#### Exercise requirements:
Go through the material and write it all out exactly, minus the pictures.
* begin *
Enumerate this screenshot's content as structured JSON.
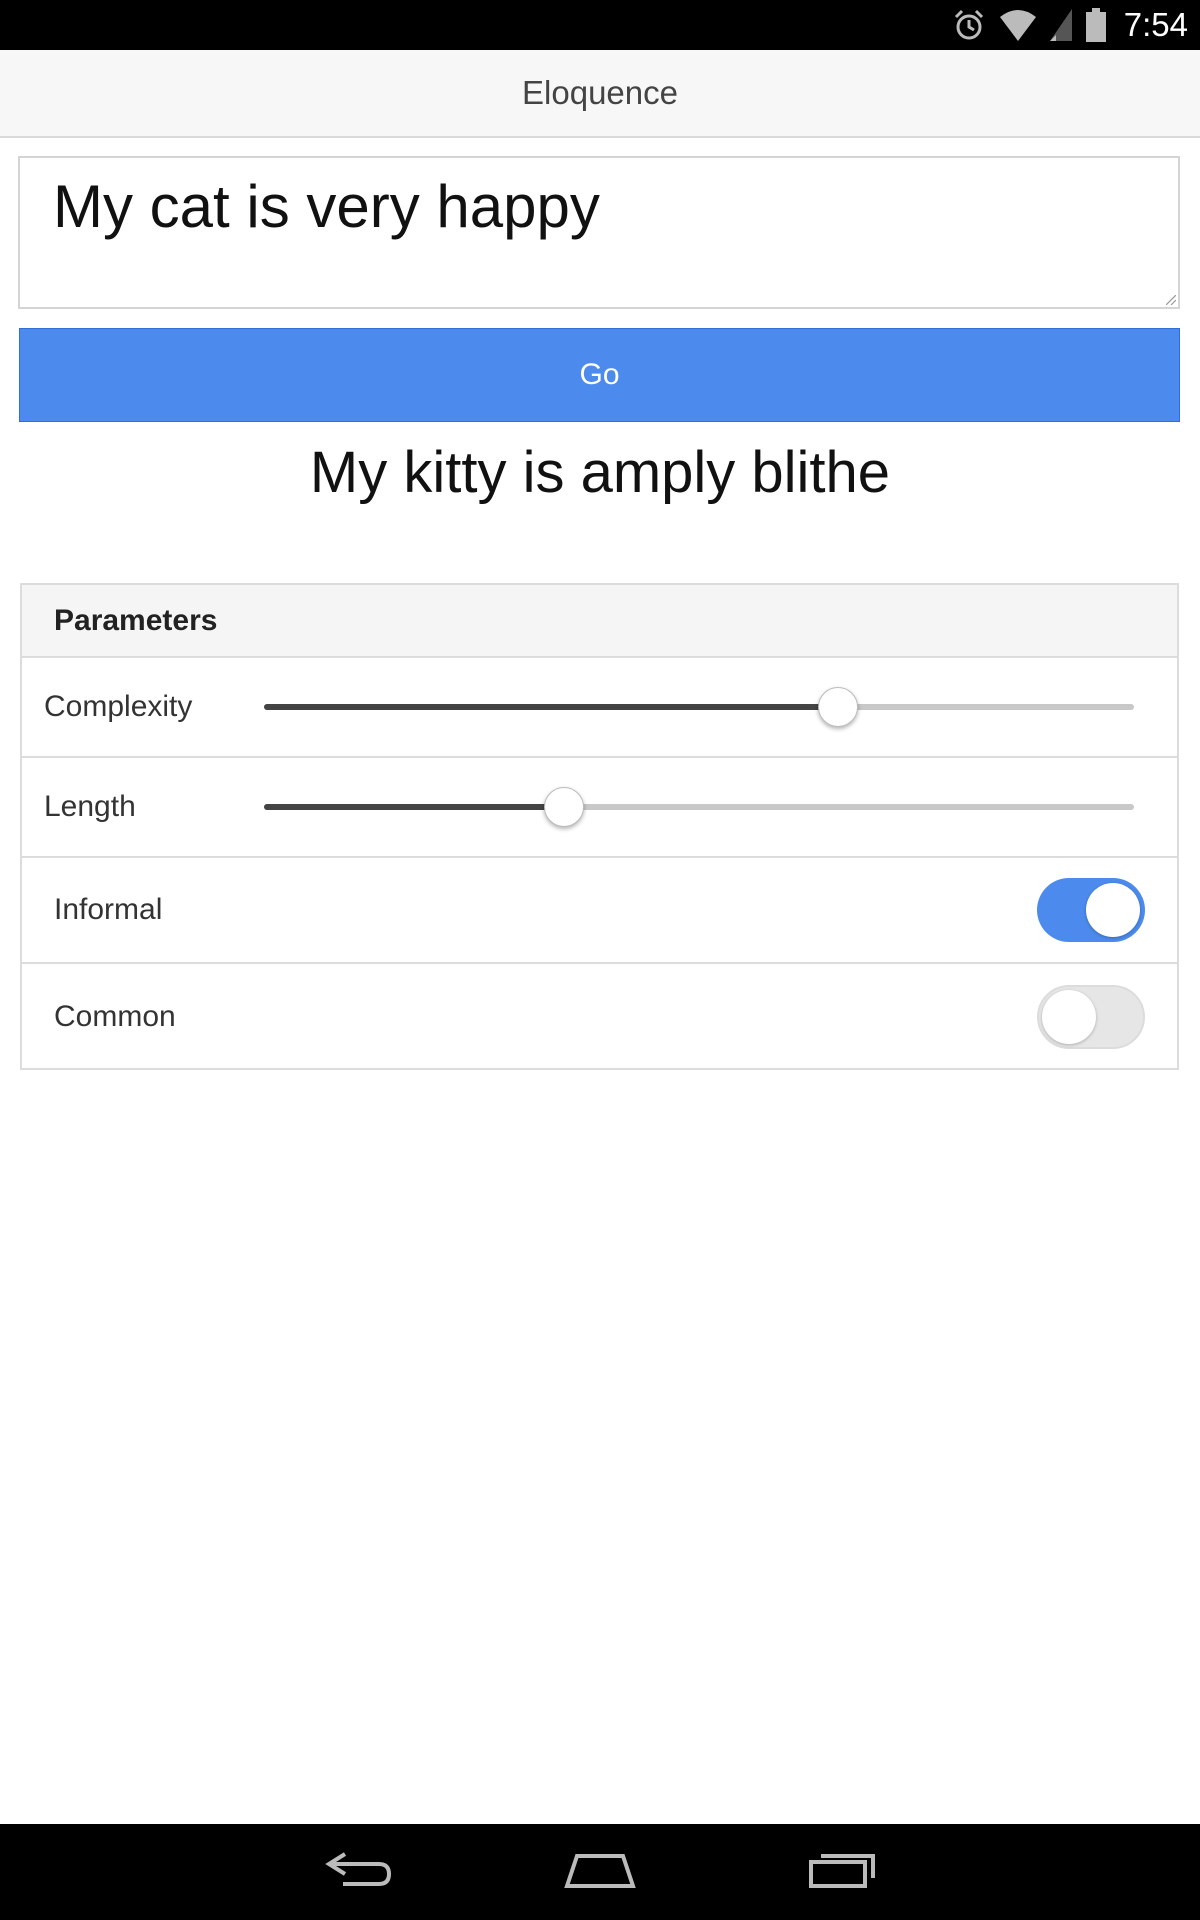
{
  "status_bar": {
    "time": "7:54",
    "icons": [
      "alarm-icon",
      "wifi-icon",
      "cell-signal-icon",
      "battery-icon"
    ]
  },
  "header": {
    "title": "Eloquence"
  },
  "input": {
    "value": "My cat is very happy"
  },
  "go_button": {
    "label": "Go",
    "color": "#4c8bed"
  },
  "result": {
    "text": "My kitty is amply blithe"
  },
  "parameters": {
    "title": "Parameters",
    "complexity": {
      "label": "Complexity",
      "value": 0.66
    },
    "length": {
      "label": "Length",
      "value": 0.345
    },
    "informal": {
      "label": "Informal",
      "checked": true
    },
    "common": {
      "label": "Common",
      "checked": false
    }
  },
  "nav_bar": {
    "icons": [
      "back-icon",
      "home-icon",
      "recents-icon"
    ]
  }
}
* end *
#### Solved problem:
Enumerate this screenshot's content as structured JSON.
{
  "status_bar": {
    "time": "7:54",
    "icons": [
      "alarm-icon",
      "wifi-icon",
      "cell-signal-icon",
      "battery-icon"
    ]
  },
  "header": {
    "title": "Eloquence"
  },
  "input": {
    "value": "My cat is very happy"
  },
  "go_button": {
    "label": "Go",
    "color": "#4c8bed"
  },
  "result": {
    "text": "My kitty is amply blithe"
  },
  "parameters": {
    "title": "Parameters",
    "complexity": {
      "label": "Complexity",
      "value": 0.66
    },
    "length": {
      "label": "Length",
      "value": 0.345
    },
    "informal": {
      "label": "Informal",
      "checked": true
    },
    "common": {
      "label": "Common",
      "checked": false
    }
  },
  "nav_bar": {
    "icons": [
      "back-icon",
      "home-icon",
      "recents-icon"
    ]
  }
}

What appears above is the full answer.